Problem requirements: Give the listing again in full, exactly as written.

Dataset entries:

------------------------

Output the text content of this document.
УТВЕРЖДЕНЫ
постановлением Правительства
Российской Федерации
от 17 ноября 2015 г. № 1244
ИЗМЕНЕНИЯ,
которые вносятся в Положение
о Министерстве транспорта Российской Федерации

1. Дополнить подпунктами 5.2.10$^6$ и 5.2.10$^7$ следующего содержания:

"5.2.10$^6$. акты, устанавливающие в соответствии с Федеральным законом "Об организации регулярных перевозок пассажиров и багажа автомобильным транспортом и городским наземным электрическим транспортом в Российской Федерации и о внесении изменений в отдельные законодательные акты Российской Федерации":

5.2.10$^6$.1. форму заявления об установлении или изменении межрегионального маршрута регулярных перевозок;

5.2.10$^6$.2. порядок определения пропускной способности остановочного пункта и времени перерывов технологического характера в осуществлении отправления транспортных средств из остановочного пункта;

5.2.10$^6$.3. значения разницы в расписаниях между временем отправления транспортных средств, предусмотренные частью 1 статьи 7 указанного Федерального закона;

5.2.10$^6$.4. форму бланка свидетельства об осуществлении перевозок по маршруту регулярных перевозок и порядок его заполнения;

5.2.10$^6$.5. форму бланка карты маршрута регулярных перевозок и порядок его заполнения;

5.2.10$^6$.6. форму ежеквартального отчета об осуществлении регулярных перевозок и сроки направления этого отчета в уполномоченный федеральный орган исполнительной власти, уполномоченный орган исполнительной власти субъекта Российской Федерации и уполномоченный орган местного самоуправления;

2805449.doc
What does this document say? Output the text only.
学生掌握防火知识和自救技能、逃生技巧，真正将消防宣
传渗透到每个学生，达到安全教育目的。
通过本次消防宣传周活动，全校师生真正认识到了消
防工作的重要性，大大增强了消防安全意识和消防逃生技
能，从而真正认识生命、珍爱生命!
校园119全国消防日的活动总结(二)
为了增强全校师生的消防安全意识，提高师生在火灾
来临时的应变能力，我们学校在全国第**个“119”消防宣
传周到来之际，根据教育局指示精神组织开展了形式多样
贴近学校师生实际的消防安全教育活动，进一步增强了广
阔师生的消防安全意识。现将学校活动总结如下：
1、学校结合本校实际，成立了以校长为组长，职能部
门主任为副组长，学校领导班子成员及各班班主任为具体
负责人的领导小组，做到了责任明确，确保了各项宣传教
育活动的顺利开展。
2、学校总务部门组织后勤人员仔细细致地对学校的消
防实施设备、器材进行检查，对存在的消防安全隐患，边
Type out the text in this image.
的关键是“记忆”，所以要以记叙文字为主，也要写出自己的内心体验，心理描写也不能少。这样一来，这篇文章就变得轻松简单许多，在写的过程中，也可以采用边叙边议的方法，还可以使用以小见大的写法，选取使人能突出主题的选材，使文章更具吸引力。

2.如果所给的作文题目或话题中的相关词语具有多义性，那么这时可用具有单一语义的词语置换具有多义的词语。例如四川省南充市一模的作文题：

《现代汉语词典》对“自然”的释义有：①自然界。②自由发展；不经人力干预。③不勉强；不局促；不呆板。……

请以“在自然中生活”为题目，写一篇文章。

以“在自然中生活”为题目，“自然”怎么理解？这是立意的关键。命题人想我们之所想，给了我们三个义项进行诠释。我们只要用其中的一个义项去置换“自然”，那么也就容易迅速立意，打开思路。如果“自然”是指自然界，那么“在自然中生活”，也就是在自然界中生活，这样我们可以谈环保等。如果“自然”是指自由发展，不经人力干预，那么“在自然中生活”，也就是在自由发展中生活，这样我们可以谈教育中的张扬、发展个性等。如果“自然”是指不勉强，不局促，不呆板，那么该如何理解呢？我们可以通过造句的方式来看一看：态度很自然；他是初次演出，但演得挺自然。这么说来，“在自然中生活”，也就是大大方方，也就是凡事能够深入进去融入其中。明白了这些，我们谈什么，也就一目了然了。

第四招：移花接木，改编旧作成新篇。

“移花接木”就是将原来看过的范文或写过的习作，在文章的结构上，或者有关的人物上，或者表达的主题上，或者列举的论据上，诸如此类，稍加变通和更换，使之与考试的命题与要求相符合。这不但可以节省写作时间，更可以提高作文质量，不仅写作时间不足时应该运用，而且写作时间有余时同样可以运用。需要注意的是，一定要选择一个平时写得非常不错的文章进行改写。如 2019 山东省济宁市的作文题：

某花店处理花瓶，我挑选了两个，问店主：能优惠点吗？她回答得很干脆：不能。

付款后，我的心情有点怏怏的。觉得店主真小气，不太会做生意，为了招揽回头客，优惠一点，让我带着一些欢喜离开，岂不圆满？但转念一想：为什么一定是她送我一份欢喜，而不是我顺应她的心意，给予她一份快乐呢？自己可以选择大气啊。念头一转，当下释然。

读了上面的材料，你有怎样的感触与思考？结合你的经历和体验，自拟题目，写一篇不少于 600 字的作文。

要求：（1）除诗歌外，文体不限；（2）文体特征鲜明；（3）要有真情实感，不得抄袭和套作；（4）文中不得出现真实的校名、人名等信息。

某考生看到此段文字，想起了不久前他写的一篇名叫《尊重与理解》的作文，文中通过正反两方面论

------------------------

The solution:
Output the text content of this document.
УТВЕРЖДЕНЫ
постановлением Правительства
Российской Федерации
от 17 ноября 2015 г. № 1244
ИЗМЕНЕНИЯ,
которые вносятся в Положение
о Министерстве транспорта Российской Федерации

1. Дополнить подпунктами 5.2.10$^6$ и 5.2.10$^7$ следующего содержания:

"5.2.10$^6$. акты, устанавливающие в соответствии с Федеральным законом "Об организации регулярных перевозок пассажиров и багажа автомобильным транспортом и городским наземным электрическим транспортом в Российской Федерации и о внесении изменений в отдельные законодательные акты Российской Федерации":

5.2.10$^6$.1. форму заявления об установлении или изменении межрегионального маршрута регулярных перевозок;

5.2.10$^6$.2. порядок определения пропускной способности остановочного пункта и времени перерывов технологического характера в осуществлении отправления транспортных средств из остановочного пункта;

5.2.10$^6$.3. значения разницы в расписаниях между временем отправления транспортных средств, предусмотренные частью 1 статьи 7 указанного Федерального закона;

5.2.10$^6$.4. форму бланка свидетельства об осуществлении перевозок по маршруту регулярных перевозок и порядок его заполнения;

5.2.10$^6$.5. форму бланка карты маршрута регулярных перевозок и порядок его заполнения;

5.2.10$^6$.6. форму ежеквартального отчета об осуществлении регулярных перевозок и сроки направления этого отчета в уполномоченный федеральный орган исполнительной власти, уполномоченный орган исполнительной власти субъекта Российской Федерации и уполномоченный орган местного самоуправления;

2805449.doc
What does this document say? Output the text only.
学生掌握防火知识和自救技能、逃生技巧，真正将消防宣
传渗透到每个学生，达到安全教育目的。
通过本次消防宣传周活动，全校师生真正认识到了消
防工作的重要性，大大增强了消防安全意识和消防逃生技
能，从而真正认识生命、珍爱生命!
校园119全国消防日的活动总结(二)
为了增强全校师生的消防安全意识，提高师生在火灾
来临时的应变能力，我们学校在全国第**个“119”消防宣
传周到来之际，根据教育局指示精神组织开展了形式多样
贴近学校师生实际的消防安全教育活动，进一步增强了广
阔师生的消防安全意识。现将学校活动总结如下：
1、学校结合本校实际，成立了以校长为组长，职能部
门主任为副组长，学校领导班子成员及各班班主任为具体
负责人的领导小组，做到了责任明确，确保了各项宣传教
育活动的顺利开展。
2、学校总务部门组织后勤人员仔细细致地对学校的消
防实施设备、器材进行检查，对存在的消防安全隐患，边
Type out the text in this image.
的关键是“记忆”，所以要以记叙文字为主，也要写出自己的内心体验，心理描写也不能少。这样一来，这篇文章就变得轻松简单许多，在写的过程中，也可以采用边叙边议的方法，还可以使用以小见大的写法，选取使人能突出主题的选材，使文章更具吸引力。

2.如果所给的作文题目或话题中的相关词语具有多义性，那么这时可用具有单一语义的词语置换具有多义的词语。例如四川省南充市一模的作文题：

《现代汉语词典》对“自然”的释义有：①自然界。②自由发展；不经人力干预。③不勉强；不局促；不呆板。……

请以“在自然中生活”为题目，写一篇文章。

以“在自然中生活”为题目，“自然”怎么理解？这是立意的关键。命题人想我们之所想，给了我们三个义项进行诠释。我们只要用其中的一个义项去置换“自然”，那么也就容易迅速立意，打开思路。如果“自然”是指自然界，那么“在自然中生活”，也就是在自然界中生活，这样我们可以谈环保等。如果“自然”是指自由发展，不经人力干预，那么“在自然中生活”，也就是在自由发展中生活，这样我们可以谈教育中的张扬、发展个性等。如果“自然”是指不勉强，不局促，不呆板，那么该如何理解呢？我们可以通过造句的方式来看一看：态度很自然；他是初次演出，但演得挺自然。这么说来，“在自然中生活”，也就是大大方方，也就是凡事能够深入进去融入其中。明白了这些，我们谈什么，也就一目了然了。

第四招：移花接木，改编旧作成新篇。

“移花接木”就是将原来看过的范文或写过的习作，在文章的结构上，或者有关的人物上，或者表达的主题上，或者列举的论据上，诸如此类，稍加变通和更换，使之与考试的命题与要求相符合。这不但可以节省写作时间，更可以提高作文质量，不仅写作时间不足时应该运用，而且写作时间有余时同样可以运用。需要注意的是，一定要选择一个平时写得非常不错的文章进行改写。如 2019 山东省济宁市的作文题：

某花店处理花瓶，我挑选了两个，问店主：能优惠点吗？她回答得很干脆：不能。

付款后，我的心情有点怏怏的。觉得店主真小气，不太会做生意，为了招揽回头客，优惠一点，让我带着一些欢喜离开，岂不圆满？但转念一想：为什么一定是她送我一份欢喜，而不是我顺应她的心意，给予她一份快乐呢？自己可以选择大气啊。念头一转，当下释然。

读了上面的材料，你有怎样的感触与思考？结合你的经历和体验，自拟题目，写一篇不少于 600 字的作文。

要求：（1）除诗歌外，文体不限；（2）文体特征鲜明；（3）要有真情实感，不得抄袭和套作；（4）文中不得出现真实的校名、人名等信息。

某考生看到此段文字，想起了不久前他写的一篇名叫《尊重与理解》的作文，文中通过正反两方面论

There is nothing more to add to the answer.